__DIRECTIVE__. Return the listing below in full, with every line exactly as it is.

Start of DATA FOR THE TASK

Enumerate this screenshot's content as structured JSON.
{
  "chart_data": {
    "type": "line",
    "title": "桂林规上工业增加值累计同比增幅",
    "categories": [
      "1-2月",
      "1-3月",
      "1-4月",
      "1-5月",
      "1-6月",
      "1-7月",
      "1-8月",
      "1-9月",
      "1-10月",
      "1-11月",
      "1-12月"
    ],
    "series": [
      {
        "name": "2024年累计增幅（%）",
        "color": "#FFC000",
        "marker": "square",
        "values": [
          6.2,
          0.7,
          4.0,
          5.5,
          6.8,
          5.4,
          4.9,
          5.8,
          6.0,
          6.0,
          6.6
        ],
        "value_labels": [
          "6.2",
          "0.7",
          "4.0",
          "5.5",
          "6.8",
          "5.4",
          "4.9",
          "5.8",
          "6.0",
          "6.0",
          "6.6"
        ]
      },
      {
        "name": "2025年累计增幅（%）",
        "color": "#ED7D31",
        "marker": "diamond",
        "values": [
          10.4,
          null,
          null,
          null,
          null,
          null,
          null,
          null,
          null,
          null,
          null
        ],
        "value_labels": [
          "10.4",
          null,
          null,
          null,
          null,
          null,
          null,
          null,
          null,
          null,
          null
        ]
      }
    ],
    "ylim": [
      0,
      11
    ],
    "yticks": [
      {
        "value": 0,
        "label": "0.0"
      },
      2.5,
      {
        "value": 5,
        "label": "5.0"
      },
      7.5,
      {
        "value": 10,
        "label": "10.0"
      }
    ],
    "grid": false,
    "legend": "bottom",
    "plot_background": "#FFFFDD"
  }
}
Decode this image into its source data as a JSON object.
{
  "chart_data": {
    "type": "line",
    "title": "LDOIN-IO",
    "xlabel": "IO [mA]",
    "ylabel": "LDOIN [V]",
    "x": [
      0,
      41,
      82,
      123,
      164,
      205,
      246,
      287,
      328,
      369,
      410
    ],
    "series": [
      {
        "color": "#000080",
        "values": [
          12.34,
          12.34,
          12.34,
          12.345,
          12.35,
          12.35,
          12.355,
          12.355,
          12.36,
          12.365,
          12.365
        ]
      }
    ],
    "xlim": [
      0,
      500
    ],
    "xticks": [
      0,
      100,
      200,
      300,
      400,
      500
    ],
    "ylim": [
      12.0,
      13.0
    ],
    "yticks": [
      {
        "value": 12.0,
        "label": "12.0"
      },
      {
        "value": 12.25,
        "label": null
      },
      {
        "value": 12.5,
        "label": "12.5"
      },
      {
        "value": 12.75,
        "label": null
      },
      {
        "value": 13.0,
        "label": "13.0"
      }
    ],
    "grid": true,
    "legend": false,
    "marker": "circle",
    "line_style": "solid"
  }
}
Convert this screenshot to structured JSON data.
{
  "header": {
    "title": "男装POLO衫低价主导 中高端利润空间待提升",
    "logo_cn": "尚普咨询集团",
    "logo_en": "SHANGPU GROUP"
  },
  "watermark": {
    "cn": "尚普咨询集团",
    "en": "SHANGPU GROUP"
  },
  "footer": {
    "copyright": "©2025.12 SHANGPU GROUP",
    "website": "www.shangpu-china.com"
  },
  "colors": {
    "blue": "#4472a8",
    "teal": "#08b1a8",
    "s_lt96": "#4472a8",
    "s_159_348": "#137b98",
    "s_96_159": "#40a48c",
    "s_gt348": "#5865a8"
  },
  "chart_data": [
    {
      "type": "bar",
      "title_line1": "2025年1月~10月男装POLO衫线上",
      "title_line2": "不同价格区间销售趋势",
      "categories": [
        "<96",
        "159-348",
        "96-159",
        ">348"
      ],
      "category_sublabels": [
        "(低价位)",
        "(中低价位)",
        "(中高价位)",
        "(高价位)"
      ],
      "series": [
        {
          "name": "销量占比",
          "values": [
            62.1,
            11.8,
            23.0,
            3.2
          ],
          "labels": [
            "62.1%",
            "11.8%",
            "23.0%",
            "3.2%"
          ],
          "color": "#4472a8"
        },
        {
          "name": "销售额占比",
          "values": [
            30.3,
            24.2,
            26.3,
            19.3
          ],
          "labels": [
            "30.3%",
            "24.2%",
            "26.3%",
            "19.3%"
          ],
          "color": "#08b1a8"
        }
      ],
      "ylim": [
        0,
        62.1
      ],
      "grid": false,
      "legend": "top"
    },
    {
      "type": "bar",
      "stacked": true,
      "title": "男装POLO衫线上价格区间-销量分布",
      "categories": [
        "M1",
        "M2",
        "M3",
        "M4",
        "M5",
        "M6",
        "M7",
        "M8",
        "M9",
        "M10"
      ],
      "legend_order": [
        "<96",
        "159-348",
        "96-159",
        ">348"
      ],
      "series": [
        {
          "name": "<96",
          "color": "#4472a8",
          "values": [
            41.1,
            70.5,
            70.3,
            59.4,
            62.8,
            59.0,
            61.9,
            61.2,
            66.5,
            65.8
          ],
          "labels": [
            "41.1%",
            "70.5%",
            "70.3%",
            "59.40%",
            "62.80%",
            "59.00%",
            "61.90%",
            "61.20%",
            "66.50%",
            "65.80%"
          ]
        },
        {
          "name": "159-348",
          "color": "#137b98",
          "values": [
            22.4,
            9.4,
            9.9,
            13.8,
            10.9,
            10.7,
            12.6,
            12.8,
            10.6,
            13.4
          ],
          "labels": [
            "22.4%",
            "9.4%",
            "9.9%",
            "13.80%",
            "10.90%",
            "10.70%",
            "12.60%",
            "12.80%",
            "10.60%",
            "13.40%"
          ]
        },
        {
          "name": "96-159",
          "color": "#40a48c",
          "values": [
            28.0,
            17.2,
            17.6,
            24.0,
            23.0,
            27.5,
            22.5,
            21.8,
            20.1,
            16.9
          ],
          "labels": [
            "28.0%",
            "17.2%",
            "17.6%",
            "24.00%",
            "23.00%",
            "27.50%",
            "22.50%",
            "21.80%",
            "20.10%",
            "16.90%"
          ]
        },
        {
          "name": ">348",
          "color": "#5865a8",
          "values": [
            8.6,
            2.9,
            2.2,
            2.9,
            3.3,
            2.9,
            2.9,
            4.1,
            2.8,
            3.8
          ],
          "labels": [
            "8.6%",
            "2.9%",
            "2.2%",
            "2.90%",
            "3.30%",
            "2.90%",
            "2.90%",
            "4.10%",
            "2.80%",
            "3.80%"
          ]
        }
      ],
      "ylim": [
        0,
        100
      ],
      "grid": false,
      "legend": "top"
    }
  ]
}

End of DATA FOR THE TASK

__SOLUTION TO THIS TASK__.
Enumerate this screenshot's content as structured JSON.
{
  "chart_data": {
    "type": "line",
    "title": "桂林规上工业增加值累计同比增幅",
    "categories": [
      "1-2月",
      "1-3月",
      "1-4月",
      "1-5月",
      "1-6月",
      "1-7月",
      "1-8月",
      "1-9月",
      "1-10月",
      "1-11月",
      "1-12月"
    ],
    "series": [
      {
        "name": "2024年累计增幅（%）",
        "color": "#FFC000",
        "marker": "square",
        "values": [
          6.2,
          0.7,
          4.0,
          5.5,
          6.8,
          5.4,
          4.9,
          5.8,
          6.0,
          6.0,
          6.6
        ],
        "value_labels": [
          "6.2",
          "0.7",
          "4.0",
          "5.5",
          "6.8",
          "5.4",
          "4.9",
          "5.8",
          "6.0",
          "6.0",
          "6.6"
        ]
      },
      {
        "name": "2025年累计增幅（%）",
        "color": "#ED7D31",
        "marker": "diamond",
        "values": [
          10.4,
          null,
          null,
          null,
          null,
          null,
          null,
          null,
          null,
          null,
          null
        ],
        "value_labels": [
          "10.4",
          null,
          null,
          null,
          null,
          null,
          null,
          null,
          null,
          null,
          null
        ]
      }
    ],
    "ylim": [
      0,
      11
    ],
    "yticks": [
      {
        "value": 0,
        "label": "0.0"
      },
      2.5,
      {
        "value": 5,
        "label": "5.0"
      },
      7.5,
      {
        "value": 10,
        "label": "10.0"
      }
    ],
    "grid": false,
    "legend": "bottom",
    "plot_background": "#FFFFDD"
  }
}
Decode this image into its source data as a JSON object.
{
  "chart_data": {
    "type": "line",
    "title": "LDOIN-IO",
    "xlabel": "IO [mA]",
    "ylabel": "LDOIN [V]",
    "x": [
      0,
      41,
      82,
      123,
      164,
      205,
      246,
      287,
      328,
      369,
      410
    ],
    "series": [
      {
        "color": "#000080",
        "values": [
          12.34,
          12.34,
          12.34,
          12.345,
          12.35,
          12.35,
          12.355,
          12.355,
          12.36,
          12.365,
          12.365
        ]
      }
    ],
    "xlim": [
      0,
      500
    ],
    "xticks": [
      0,
      100,
      200,
      300,
      400,
      500
    ],
    "ylim": [
      12.0,
      13.0
    ],
    "yticks": [
      {
        "value": 12.0,
        "label": "12.0"
      },
      {
        "value": 12.25,
        "label": null
      },
      {
        "value": 12.5,
        "label": "12.5"
      },
      {
        "value": 12.75,
        "label": null
      },
      {
        "value": 13.0,
        "label": "13.0"
      }
    ],
    "grid": true,
    "legend": false,
    "marker": "circle",
    "line_style": "solid"
  }
}
Convert this screenshot to structured JSON data.
{
  "header": {
    "title": "男装POLO衫低价主导 中高端利润空间待提升",
    "logo_cn": "尚普咨询集团",
    "logo_en": "SHANGPU GROUP"
  },
  "watermark": {
    "cn": "尚普咨询集团",
    "en": "SHANGPU GROUP"
  },
  "footer": {
    "copyright": "©2025.12 SHANGPU GROUP",
    "website": "www.shangpu-china.com"
  },
  "colors": {
    "blue": "#4472a8",
    "teal": "#08b1a8",
    "s_lt96": "#4472a8",
    "s_159_348": "#137b98",
    "s_96_159": "#40a48c",
    "s_gt348": "#5865a8"
  },
  "chart_data": [
    {
      "type": "bar",
      "title_line1": "2025年1月~10月男装POLO衫线上",
      "title_line2": "不同价格区间销售趋势",
      "categories": [
        "<96",
        "159-348",
        "96-159",
        ">348"
      ],
      "category_sublabels": [
        "(低价位)",
        "(中低价位)",
        "(中高价位)",
        "(高价位)"
      ],
      "series": [
        {
          "name": "销量占比",
          "values": [
            62.1,
            11.8,
            23.0,
            3.2
          ],
          "labels": [
            "62.1%",
            "11.8%",
            "23.0%",
            "3.2%"
          ],
          "color": "#4472a8"
        },
        {
          "name": "销售额占比",
          "values": [
            30.3,
            24.2,
            26.3,
            19.3
          ],
          "labels": [
            "30.3%",
            "24.2%",
            "26.3%",
            "19.3%"
          ],
          "color": "#08b1a8"
        }
      ],
      "ylim": [
        0,
        62.1
      ],
      "grid": false,
      "legend": "top"
    },
    {
      "type": "bar",
      "stacked": true,
      "title": "男装POLO衫线上价格区间-销量分布",
      "categories": [
        "M1",
        "M2",
        "M3",
        "M4",
        "M5",
        "M6",
        "M7",
        "M8",
        "M9",
        "M10"
      ],
      "legend_order": [
        "<96",
        "159-348",
        "96-159",
        ">348"
      ],
      "series": [
        {
          "name": "<96",
          "color": "#4472a8",
          "values": [
            41.1,
            70.5,
            70.3,
            59.4,
            62.8,
            59.0,
            61.9,
            61.2,
            66.5,
            65.8
          ],
          "labels": [
            "41.1%",
            "70.5%",
            "70.3%",
            "59.40%",
            "62.80%",
            "59.00%",
            "61.90%",
            "61.20%",
            "66.50%",
            "65.80%"
          ]
        },
        {
          "name": "159-348",
          "color": "#137b98",
          "values": [
            22.4,
            9.4,
            9.9,
            13.8,
            10.9,
            10.7,
            12.6,
            12.8,
            10.6,
            13.4
          ],
          "labels": [
            "22.4%",
            "9.4%",
            "9.9%",
            "13.80%",
            "10.90%",
            "10.70%",
            "12.60%",
            "12.80%",
            "10.60%",
            "13.40%"
          ]
        },
        {
          "name": "96-159",
          "color": "#40a48c",
          "values": [
            28.0,
            17.2,
            17.6,
            24.0,
            23.0,
            27.5,
            22.5,
            21.8,
            20.1,
            16.9
          ],
          "labels": [
            "28.0%",
            "17.2%",
            "17.6%",
            "24.00%",
            "23.00%",
            "27.50%",
            "22.50%",
            "21.80%",
            "20.10%",
            "16.90%"
          ]
        },
        {
          "name": ">348",
          "color": "#5865a8",
          "values": [
            8.6,
            2.9,
            2.2,
            2.9,
            3.3,
            2.9,
            2.9,
            4.1,
            2.8,
            3.8
          ],
          "labels": [
            "8.6%",
            "2.9%",
            "2.2%",
            "2.90%",
            "3.30%",
            "2.90%",
            "2.90%",
            "4.10%",
            "2.80%",
            "3.80%"
          ]
        }
      ],
      "ylim": [
        0,
        100
      ],
      "grid": false,
      "legend": "top"
    }
  ]
}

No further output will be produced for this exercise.